SUPPLIED ENTRIES:
- - - - - - -

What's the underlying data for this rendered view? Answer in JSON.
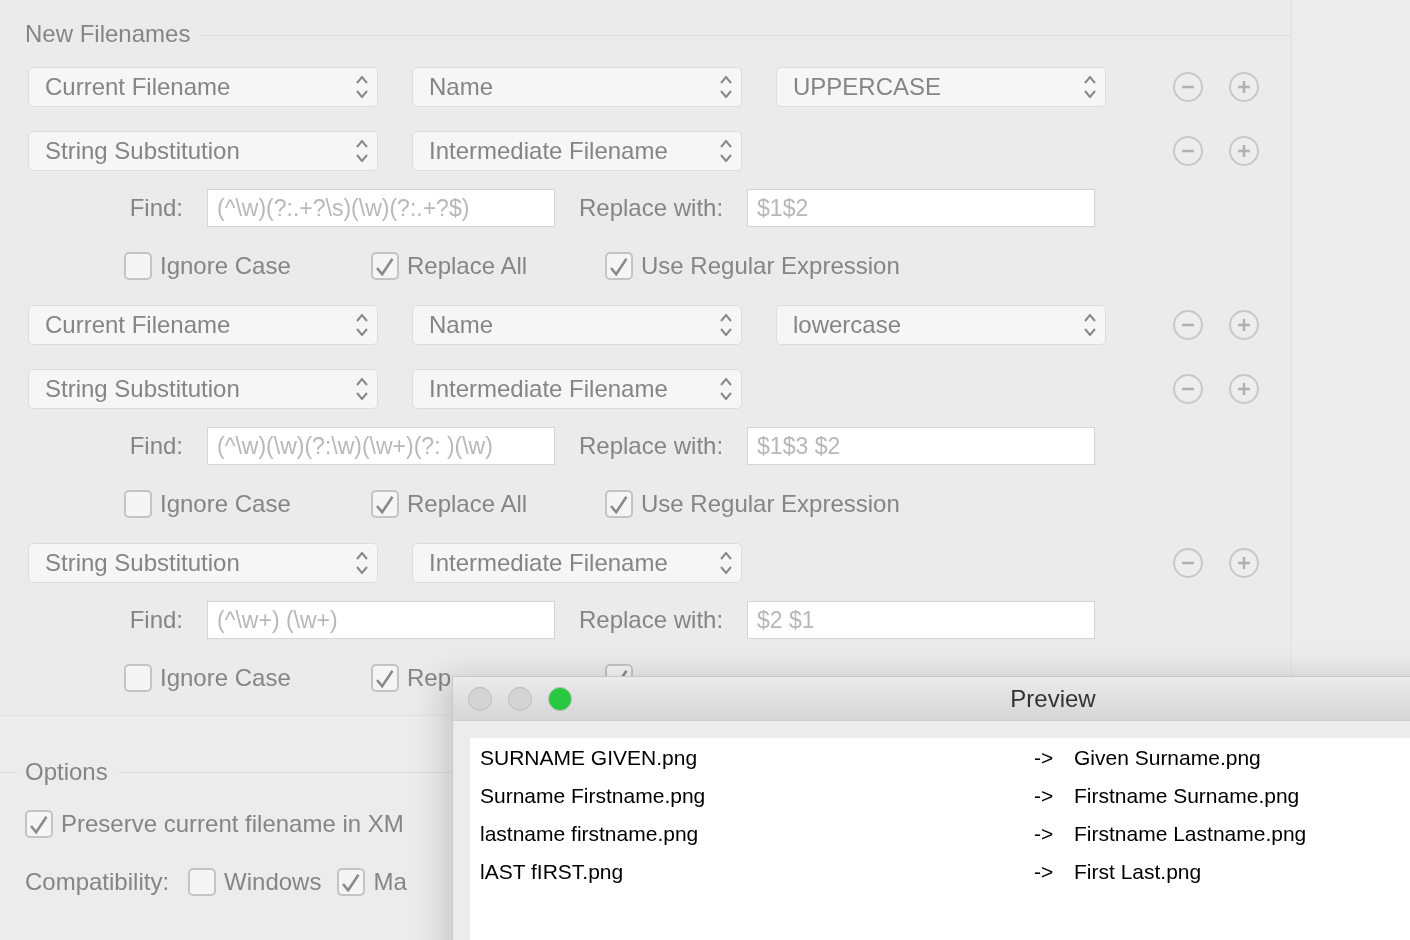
{
  "new_filenames": {
    "title": "New Filenames",
    "rules": [
      {
        "kind": "popups",
        "popups": [
          "Current Filename",
          "Name",
          "UPPERCASE"
        ]
      },
      {
        "kind": "substitution",
        "popups": [
          "String Substitution",
          "Intermediate Filename"
        ],
        "find_label": "Find:",
        "find": "(^\\w)(?:.+?\\s)(\\w)(?:.+?$)",
        "replace_label": "Replace with:",
        "replace": "$1$2",
        "options": [
          {
            "label": "Ignore Case",
            "checked": false
          },
          {
            "label": "Replace All",
            "checked": true
          },
          {
            "label": "Use Regular Expression",
            "checked": true
          }
        ]
      },
      {
        "kind": "popups",
        "popups": [
          "Current Filename",
          "Name",
          "lowercase"
        ]
      },
      {
        "kind": "substitution",
        "popups": [
          "String Substitution",
          "Intermediate Filename"
        ],
        "find_label": "Find:",
        "find": "(^\\w)(\\w)(?:\\w)(\\w+)(?: )(\\w)",
        "replace_label": "Replace with:",
        "replace": "$1$3 $2",
        "options": [
          {
            "label": "Ignore Case",
            "checked": false
          },
          {
            "label": "Replace All",
            "checked": true
          },
          {
            "label": "Use Regular Expression",
            "checked": true
          }
        ]
      },
      {
        "kind": "substitution",
        "popups": [
          "String Substitution",
          "Intermediate Filename"
        ],
        "find_label": "Find:",
        "find": "(^\\w+) (\\w+)",
        "replace_label": "Replace with:",
        "replace": "$2 $1",
        "options": [
          {
            "label": "Ignore Case",
            "checked": false
          },
          {
            "label": "Rep",
            "checked": true
          },
          {
            "checked": true
          }
        ]
      }
    ]
  },
  "options": {
    "title": "Options",
    "preserve": {
      "label": "Preserve current filename in XM",
      "checked": true
    },
    "compatibility": {
      "label": "Compatibility:",
      "options": [
        {
          "label": "Windows",
          "checked": false
        },
        {
          "label": "Ma",
          "checked": true
        }
      ]
    }
  },
  "preview": {
    "title": "Preview",
    "window_buttons": [
      {
        "kind": "close",
        "enabled": false
      },
      {
        "kind": "minimize",
        "enabled": false
      },
      {
        "kind": "zoom",
        "enabled": true
      }
    ],
    "rows": [
      {
        "source": "SURNAME GIVEN.png",
        "arrow": "->",
        "target": "Given Surname.png"
      },
      {
        "source": "Surname Firstname.png",
        "arrow": "->",
        "target": "Firstname Surname.png"
      },
      {
        "source": "lastname firstname.png",
        "arrow": "->",
        "target": "Firstname Lastname.png"
      },
      {
        "source": "lAST fIRST.png",
        "arrow": "->",
        "target": "First Last.png"
      }
    ]
  }
}
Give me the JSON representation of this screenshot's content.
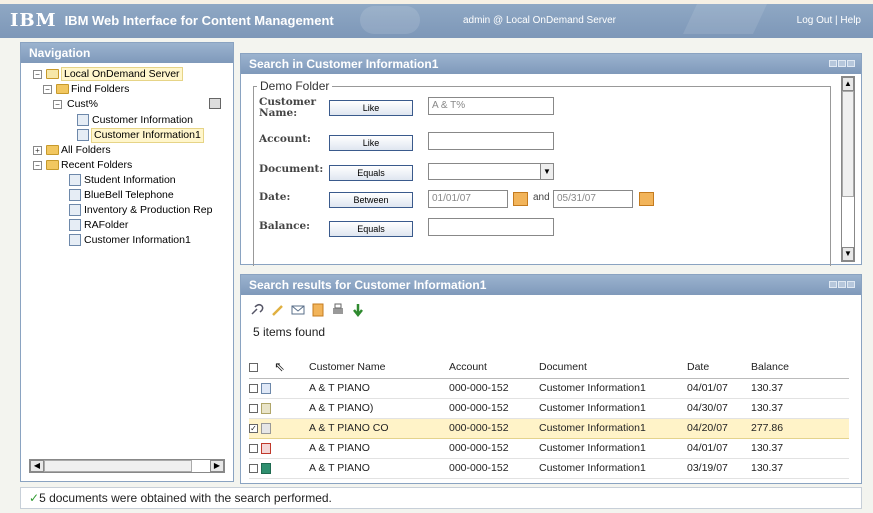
{
  "header": {
    "logo": "IBM",
    "title": "IBM Web Interface for Content Management",
    "user": "admin @ Local OnDemand Server",
    "logout": "Log Out",
    "separator": "|",
    "help": "Help"
  },
  "navigation": {
    "title": "Navigation",
    "tree": {
      "server": "Local OnDemand Server",
      "find_folders": "Find Folders",
      "cust": "Cust%",
      "cust_children": [
        "Customer Information",
        "Customer Information1"
      ],
      "all_folders": "All Folders",
      "recent_folders": "Recent Folders",
      "recent_children": [
        "Student Information",
        "BlueBell Telephone",
        "Inventory & Production Rep",
        "RAFolder",
        "Customer Information1"
      ]
    }
  },
  "search": {
    "title": "Search in Customer Information1",
    "folder": "Demo Folder",
    "fields": [
      {
        "label": "Customer Name:",
        "op": "Like",
        "value": "A & T%"
      },
      {
        "label": "Account:",
        "op": "Like",
        "value": ""
      },
      {
        "label": "Document:",
        "op": "Equals",
        "value": ""
      },
      {
        "label": "Date:",
        "op": "Between",
        "value": "01/01/07",
        "and": "and",
        "value2": "05/31/07"
      },
      {
        "label": "Balance:",
        "op": "Equals",
        "value": ""
      }
    ]
  },
  "results": {
    "title": "Search results for Customer Information1",
    "count_text": "5 items found",
    "columns": [
      "Customer Name",
      "Account",
      "Document",
      "Date",
      "Balance"
    ],
    "rows": [
      {
        "name": "A & T PIANO",
        "account": "000-000-152",
        "document": "Customer Information1",
        "date": "04/01/07",
        "balance": "130.37",
        "checked": false
      },
      {
        "name": "A & T PIANO)",
        "account": "000-000-152",
        "document": "Customer Information1",
        "date": "04/30/07",
        "balance": "130.37",
        "checked": false
      },
      {
        "name": "A & T PIANO CO",
        "account": "000-000-152",
        "document": "Customer Information1",
        "date": "04/20/07",
        "balance": "277.86",
        "checked": true
      },
      {
        "name": "A & T PIANO",
        "account": "000-000-152",
        "document": "Customer Information1",
        "date": "04/01/07",
        "balance": "130.37",
        "checked": false
      },
      {
        "name": "A & T PIANO",
        "account": "000-000-152",
        "document": "Customer Information1",
        "date": "03/19/07",
        "balance": "130.37",
        "checked": false
      }
    ]
  },
  "status": {
    "mark": "✓",
    "text": "5 documents were obtained with the search performed."
  }
}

- - - - - - -

PROBLEM: Reproduce each record above by retyping it exactly; omit all images.

REPLY TO THE TASK:
What's the underlying data for this rendered view? Answer in JSON.
{
  "new_filenames": {
    "title": "New Filenames",
    "rules": [
      {
        "kind": "popups",
        "popups": [
          "Current Filename",
          "Name",
          "UPPERCASE"
        ]
      },
      {
        "kind": "substitution",
        "popups": [
          "String Substitution",
          "Intermediate Filename"
        ],
        "find_label": "Find:",
        "find": "(^\\w)(?:.+?\\s)(\\w)(?:.+?$)",
        "replace_label": "Replace with:",
        "replace": "$1$2",
        "options": [
          {
            "label": "Ignore Case",
            "checked": false
          },
          {
            "label": "Replace All",
            "checked": true
          },
          {
            "label": "Use Regular Expression",
            "checked": true
          }
        ]
      },
      {
        "kind": "popups",
        "popups": [
          "Current Filename",
          "Name",
          "lowercase"
        ]
      },
      {
        "kind": "substitution",
        "popups": [
          "String Substitution",
          "Intermediate Filename"
        ],
        "find_label": "Find:",
        "find": "(^\\w)(\\w)(?:\\w)(\\w+)(?: )(\\w)",
        "replace_label": "Replace with:",
        "replace": "$1$3 $2",
        "options": [
          {
            "label": "Ignore Case",
            "checked": false
          },
          {
            "label": "Replace All",
            "checked": true
          },
          {
            "label": "Use Regular Expression",
            "checked": true
          }
        ]
      },
      {
        "kind": "substitution",
        "popups": [
          "String Substitution",
          "Intermediate Filename"
        ],
        "find_label": "Find:",
        "find": "(^\\w+) (\\w+)",
        "replace_label": "Replace with:",
        "replace": "$2 $1",
        "options": [
          {
            "label": "Ignore Case",
            "checked": false
          },
          {
            "label": "Rep",
            "checked": true
          },
          {
            "checked": true
          }
        ]
      }
    ]
  },
  "options": {
    "title": "Options",
    "preserve": {
      "label": "Preserve current filename in XM",
      "checked": true
    },
    "compatibility": {
      "label": "Compatibility:",
      "options": [
        {
          "label": "Windows",
          "checked": false
        },
        {
          "label": "Ma",
          "checked": true
        }
      ]
    }
  },
  "preview": {
    "title": "Preview",
    "window_buttons": [
      {
        "kind": "close",
        "enabled": false
      },
      {
        "kind": "minimize",
        "enabled": false
      },
      {
        "kind": "zoom",
        "enabled": true
      }
    ],
    "rows": [
      {
        "source": "SURNAME GIVEN.png",
        "arrow": "->",
        "target": "Given Surname.png"
      },
      {
        "source": "Surname Firstname.png",
        "arrow": "->",
        "target": "Firstname Surname.png"
      },
      {
        "source": "lastname firstname.png",
        "arrow": "->",
        "target": "Firstname Lastname.png"
      },
      {
        "source": "lAST fIRST.png",
        "arrow": "->",
        "target": "First Last.png"
      }
    ]
  }
}
Give me the JSON representation of this screenshot's content.
{
  "header": {
    "logo": "IBM",
    "title": "IBM Web Interface for Content Management",
    "user": "admin @ Local OnDemand Server",
    "logout": "Log Out",
    "separator": "|",
    "help": "Help"
  },
  "navigation": {
    "title": "Navigation",
    "tree": {
      "server": "Local OnDemand Server",
      "find_folders": "Find Folders",
      "cust": "Cust%",
      "cust_children": [
        "Customer Information",
        "Customer Information1"
      ],
      "all_folders": "All Folders",
      "recent_folders": "Recent Folders",
      "recent_children": [
        "Student Information",
        "BlueBell Telephone",
        "Inventory & Production Rep",
        "RAFolder",
        "Customer Information1"
      ]
    }
  },
  "search": {
    "title": "Search in Customer Information1",
    "folder": "Demo Folder",
    "fields": [
      {
        "label": "Customer Name:",
        "op": "Like",
        "value": "A & T%"
      },
      {
        "label": "Account:",
        "op": "Like",
        "value": ""
      },
      {
        "label": "Document:",
        "op": "Equals",
        "value": ""
      },
      {
        "label": "Date:",
        "op": "Between",
        "value": "01/01/07",
        "and": "and",
        "value2": "05/31/07"
      },
      {
        "label": "Balance:",
        "op": "Equals",
        "value": ""
      }
    ]
  },
  "results": {
    "title": "Search results for Customer Information1",
    "count_text": "5 items found",
    "columns": [
      "Customer Name",
      "Account",
      "Document",
      "Date",
      "Balance"
    ],
    "rows": [
      {
        "name": "A & T PIANO",
        "account": "000-000-152",
        "document": "Customer Information1",
        "date": "04/01/07",
        "balance": "130.37",
        "checked": false
      },
      {
        "name": "A & T PIANO)",
        "account": "000-000-152",
        "document": "Customer Information1",
        "date": "04/30/07",
        "balance": "130.37",
        "checked": false
      },
      {
        "name": "A & T PIANO CO",
        "account": "000-000-152",
        "document": "Customer Information1",
        "date": "04/20/07",
        "balance": "277.86",
        "checked": true
      },
      {
        "name": "A & T PIANO",
        "account": "000-000-152",
        "document": "Customer Information1",
        "date": "04/01/07",
        "balance": "130.37",
        "checked": false
      },
      {
        "name": "A & T PIANO",
        "account": "000-000-152",
        "document": "Customer Information1",
        "date": "03/19/07",
        "balance": "130.37",
        "checked": false
      }
    ]
  },
  "status": {
    "mark": "✓",
    "text": "5 documents were obtained with the search performed."
  }
}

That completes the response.